- _Required task_
Each record below is to be copied word for word, with pictures removed.

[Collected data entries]
....

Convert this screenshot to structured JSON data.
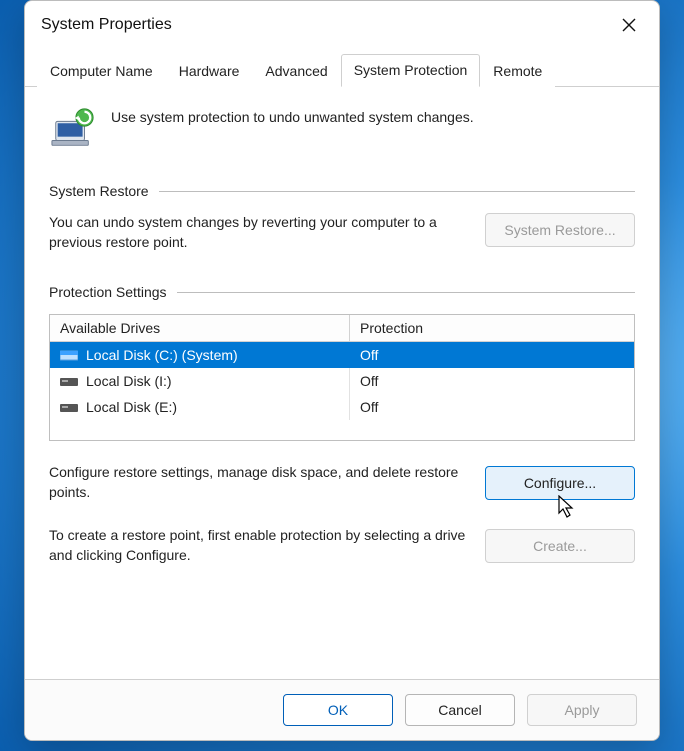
{
  "window": {
    "title": "System Properties"
  },
  "tabs": [
    {
      "label": "Computer Name",
      "active": false
    },
    {
      "label": "Hardware",
      "active": false
    },
    {
      "label": "Advanced",
      "active": false
    },
    {
      "label": "System Protection",
      "active": true
    },
    {
      "label": "Remote",
      "active": false
    }
  ],
  "intro": "Use system protection to undo unwanted system changes.",
  "groups": {
    "restore": {
      "title": "System Restore",
      "text": "You can undo system changes by reverting your computer to a previous restore point.",
      "button": "System Restore...",
      "button_enabled": false
    },
    "protection": {
      "title": "Protection Settings",
      "columns": {
        "drive": "Available Drives",
        "protection": "Protection"
      },
      "drives": [
        {
          "name": "Local Disk (C:) (System)",
          "protection": "Off",
          "selected": true,
          "icon": "drive-system-icon"
        },
        {
          "name": "Local Disk (I:)",
          "protection": "Off",
          "selected": false,
          "icon": "drive-icon"
        },
        {
          "name": "Local Disk (E:)",
          "protection": "Off",
          "selected": false,
          "icon": "drive-icon"
        }
      ],
      "configure_text": "Configure restore settings, manage disk space, and delete restore points.",
      "configure_button": "Configure...",
      "create_text": "To create a restore point, first enable protection by selecting a drive and clicking Configure.",
      "create_button": "Create...",
      "create_enabled": false
    }
  },
  "footer": {
    "ok": "OK",
    "cancel": "Cancel",
    "apply": "Apply",
    "apply_enabled": false
  }
}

....

- _Solution below_
Convert this screenshot to structured JSON data.
{
  "window": {
    "title": "System Properties"
  },
  "tabs": [
    {
      "label": "Computer Name",
      "active": false
    },
    {
      "label": "Hardware",
      "active": false
    },
    {
      "label": "Advanced",
      "active": false
    },
    {
      "label": "System Protection",
      "active": true
    },
    {
      "label": "Remote",
      "active": false
    }
  ],
  "intro": "Use system protection to undo unwanted system changes.",
  "groups": {
    "restore": {
      "title": "System Restore",
      "text": "You can undo system changes by reverting your computer to a previous restore point.",
      "button": "System Restore...",
      "button_enabled": false
    },
    "protection": {
      "title": "Protection Settings",
      "columns": {
        "drive": "Available Drives",
        "protection": "Protection"
      },
      "drives": [
        {
          "name": "Local Disk (C:) (System)",
          "protection": "Off",
          "selected": true,
          "icon": "drive-system-icon"
        },
        {
          "name": "Local Disk (I:)",
          "protection": "Off",
          "selected": false,
          "icon": "drive-icon"
        },
        {
          "name": "Local Disk (E:)",
          "protection": "Off",
          "selected": false,
          "icon": "drive-icon"
        }
      ],
      "configure_text": "Configure restore settings, manage disk space, and delete restore points.",
      "configure_button": "Configure...",
      "create_text": "To create a restore point, first enable protection by selecting a drive and clicking Configure.",
      "create_button": "Create...",
      "create_enabled": false
    }
  },
  "footer": {
    "ok": "OK",
    "cancel": "Cancel",
    "apply": "Apply",
    "apply_enabled": false
  }
}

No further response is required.